• [What to work on] Transcribe every line exactly. Leave the pictures behind.

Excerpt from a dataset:
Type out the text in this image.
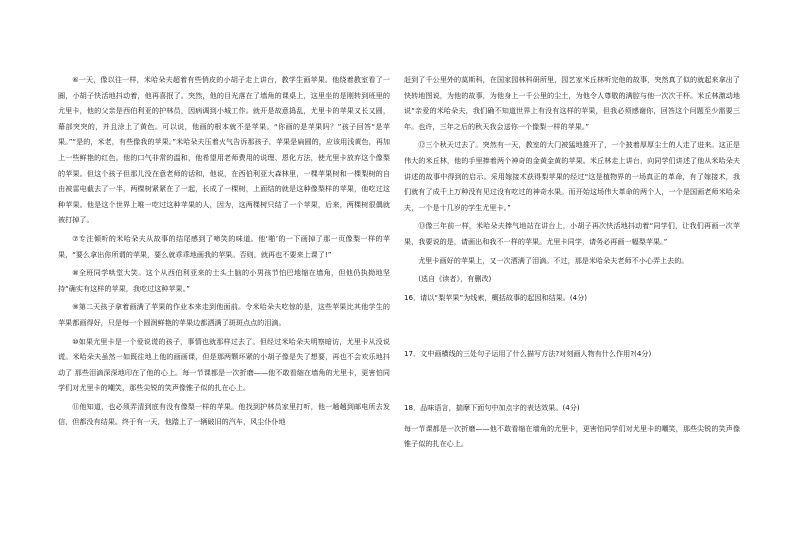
⑥一天，像以往一样，米哈朵夫超着有些俏皮的小胡子走上讲台，教学生画苹果。他绕着教室看了一圈，小胡子快活地抖动着，他再喜抿了。突然，他的目光落在了墙角的课桌上，这里坐的是刚转到班里的尤里卡，他的父亲是西伯利亚的护林员，因病调到小城工作。就开是故意捣乱，尤里卡的苹果又长又圆，幕部突突的，并且涂上了黄色。可以说，他画的根本就不是苹果。“你画的是苹果吗？”孩子回答“是苹果。”“是的，米老，有些像我的苹果。”米哈朵夫压着火气告诉那孩子，苹果是扁圆的，应该用浅黄色，再加上一些鲜艳的红色。他的口气非常的温和，他希望用老师费用的说理、恩化方法，使尤里卡放弃这个像梨的苹果。但这个孩子但那儿没在意老师的话和，他说，在西伯利亚大森林里，一棵苹果树和一棵梨树的自由被雷电截去了一半，两棵树紧紧在了一起，长成了一棵树，上面结的就是这种像梨样的苹果，他吃过这种苹果。他是这个世界上唯一吃过这种苹果的人，因为，这两棵树只结了一个苹果，后来，两棵树很偶就被打掉了。

⑦专注倾听的米哈朵夫从故事的结尾感到了啼笑的味道。他‘啪’的一下画掉了那一页像梨一样的苹果，“要么拿出你所谓的苹果，要么就乖乖地画我的苹果。否则，就再也不要来上课了!”

⑧全班同学哄堂大笑。这个从西伯利亚来的土头土脑的小男孩节怕巴地缩在墙角，但他仍执拗地坚持“确实有这样的苹果，我吃过这种苹果。”

⑨第二天孩子拿着画满了苹果的作业本来走到他面前。令米哈朵夫吃惊的是，这些苹果比其他学生的苹果都画得好，只是每一个圆润鲜艳的苹果边都洒满了斑斑点点的泪滴。

⑩如果尤里卡是一个爱说谎的孩子，事情也就那样过去了。但经过米哈朵夫明察暗访，尤里卡从没说谎。米哈朵夫虽然一如既往地上他的画画课，但是那两颗坏紧的小胡子像是失了想要，再也不会欢乐地抖动了 那些泪滴深深地印在了他的心上。每一节课都是一次折磨——他不敢看缩在墙角的尤里卡，更害怕同学们对尤里卡的嘲笑，那些尖锐的笑声像锥子似的扎在心上。

⑪他知道，也必须弄清到底有没有像梨一样的苹果。他找到护林员家里打听，他一趟趟到邮电所去发信，但都没有结果。终于有一天，他踏上了一辆破旧的汽车，风尘仆仆地

赶到了千公里外的莫斯科，在国家园林科研所里，园艺家米丘林听完他的故事，突然真了似的就起来拿出了快转地图说，为他的故事，为他身上一千公里的尘土，为他令人尊敬的满腔与他一次次干杯。米丘林激动地说“亲爱的米哈朵夫，我们确不知道世界上有没有这样的苹果，但我必须感谢你，回答这个问题至少需要三年。也许，三年之后的秋天我会送你一个像梨一样的苹果。”

⑫三个秋天过去了。突然有一天，教室的大门被猛地推开了，一个披着厚厚尘土的人走了进来。这正是伟大的米丘林，他的手里捧着两个神奇的金黄金黄的苹果。米丘林走上讲台，向同学们讲述了他从米哈朵夫讲述的故事中得到的启示。采用嫁接术获得梨苹果的经过“这是植物界的一场真正的革命，有了嫁接术，我们就有了成千上万种没有见过没有吃过的神奇水果。而开始这场伟大革命的两个人，一个是国画老师米哈朵夫，一个是十几岁的学生尤里卡。”

⑬像三年前一样，米哈朵夫捧气地站在讲台上，小胡子再次快活地抖动着“同学们，让我们再画一次苹果，我要说的是，请画出和我不一样的苹果。尤里卡同学，请务必再画一幅梨苹果。”

尤里卡画好的苹果上，又一次洒满了泪滴。不过，那是米哈朵夫老师不小心弄上去的。

(选自《读者》，有删改)

16．请以“梨苹果”为线索，概括故事的起因和结果。(4分)

17．文中画横线的三处句子运用了什么描写方法?对刻画人物有什么作用?(4分)

18．品味语言，揣摩下面句中加点字的表达效果。(4分)

每一节课都是一次折磨——他不敢看缩在墙角的尤里卡，更害怕同学们对尤里卡的嘲笑，那些尖锐的笑声像锥子似的扎在心上。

• [Answer to this exercise]
Type out the text in this image.
⑥一天，像以往一样，米哈朵夫超着有些俏皮的小胡子走上讲台，教学生画苹果。他绕着教室看了一圈，小胡子快活地抖动着，他再喜抿了。突然，他的目光落在了墙角的课桌上，这里坐的是刚转到班里的尤里卡，他的父亲是西伯利亚的护林员，因病调到小城工作。就开是故意捣乱，尤里卡的苹果又长又圆，幕部突突的，并且涂上了黄色。可以说，他画的根本就不是苹果。“你画的是苹果吗？”孩子回答“是苹果。”“是的，米老，有些像我的苹果。”米哈朵夫压着火气告诉那孩子，苹果是扁圆的，应该用浅黄色，再加上一些鲜艳的红色。他的口气非常的温和，他希望用老师费用的说理、恩化方法，使尤里卡放弃这个像梨的苹果。但这个孩子但那儿没在意老师的话和，他说，在西伯利亚大森林里，一棵苹果树和一棵梨树的自由被雷电截去了一半，两棵树紧紧在了一起，长成了一棵树，上面结的就是这种像梨样的苹果，他吃过这种苹果。他是这个世界上唯一吃过这种苹果的人，因为，这两棵树只结了一个苹果，后来，两棵树很偶就被打掉了。

⑦专注倾听的米哈朵夫从故事的结尾感到了啼笑的味道。他‘啪’的一下画掉了那一页像梨一样的苹果，“要么拿出你所谓的苹果，要么就乖乖地画我的苹果。否则，就再也不要来上课了!”

⑧全班同学哄堂大笑。这个从西伯利亚来的土头土脑的小男孩节怕巴地缩在墙角，但他仍执拗地坚持“确实有这样的苹果，我吃过这种苹果。”

⑨第二天孩子拿着画满了苹果的作业本来走到他面前。令米哈朵夫吃惊的是，这些苹果比其他学生的苹果都画得好，只是每一个圆润鲜艳的苹果边都洒满了斑斑点点的泪滴。

⑩如果尤里卡是一个爱说谎的孩子，事情也就那样过去了。但经过米哈朵夫明察暗访，尤里卡从没说谎。米哈朵夫虽然一如既往地上他的画画课，但是那两颗坏紧的小胡子像是失了想要，再也不会欢乐地抖动了 那些泪滴深深地印在了他的心上。每一节课都是一次折磨——他不敢看缩在墙角的尤里卡，更害怕同学们对尤里卡的嘲笑，那些尖锐的笑声像锥子似的扎在心上。

⑪他知道，也必须弄清到底有没有像梨一样的苹果。他找到护林员家里打听，他一趟趟到邮电所去发信，但都没有结果。终于有一天，他踏上了一辆破旧的汽车，风尘仆仆地

赶到了千公里外的莫斯科，在国家园林科研所里，园艺家米丘林听完他的故事，突然真了似的就起来拿出了快转地图说，为他的故事，为他身上一千公里的尘土，为他令人尊敬的满腔与他一次次干杯。米丘林激动地说“亲爱的米哈朵夫，我们确不知道世界上有没有这样的苹果，但我必须感谢你，回答这个问题至少需要三年。也许，三年之后的秋天我会送你一个像梨一样的苹果。”

⑫三个秋天过去了。突然有一天，教室的大门被猛地推开了，一个披着厚厚尘土的人走了进来。这正是伟大的米丘林，他的手里捧着两个神奇的金黄金黄的苹果。米丘林走上讲台，向同学们讲述了他从米哈朵夫讲述的故事中得到的启示。采用嫁接术获得梨苹果的经过“这是植物界的一场真正的革命，有了嫁接术，我们就有了成千上万种没有见过没有吃过的神奇水果。而开始这场伟大革命的两个人，一个是国画老师米哈朵夫，一个是十几岁的学生尤里卡。”

⑬像三年前一样，米哈朵夫捧气地站在讲台上，小胡子再次快活地抖动着“同学们，让我们再画一次苹果，我要说的是，请画出和我不一样的苹果。尤里卡同学，请务必再画一幅梨苹果。”

尤里卡画好的苹果上，又一次洒满了泪滴。不过，那是米哈朵夫老师不小心弄上去的。

(选自《读者》，有删改)

16．请以“梨苹果”为线索，概括故事的起因和结果。(4分)

17．文中画横线的三处句子运用了什么描写方法?对刻画人物有什么作用?(4分)

18．品味语言，揣摩下面句中加点字的表达效果。(4分)

每一节课都是一次折磨——他不敢看缩在墙角的尤里卡，更害怕同学们对尤里卡的嘲笑，那些尖锐的笑声像锥子似的扎在心上。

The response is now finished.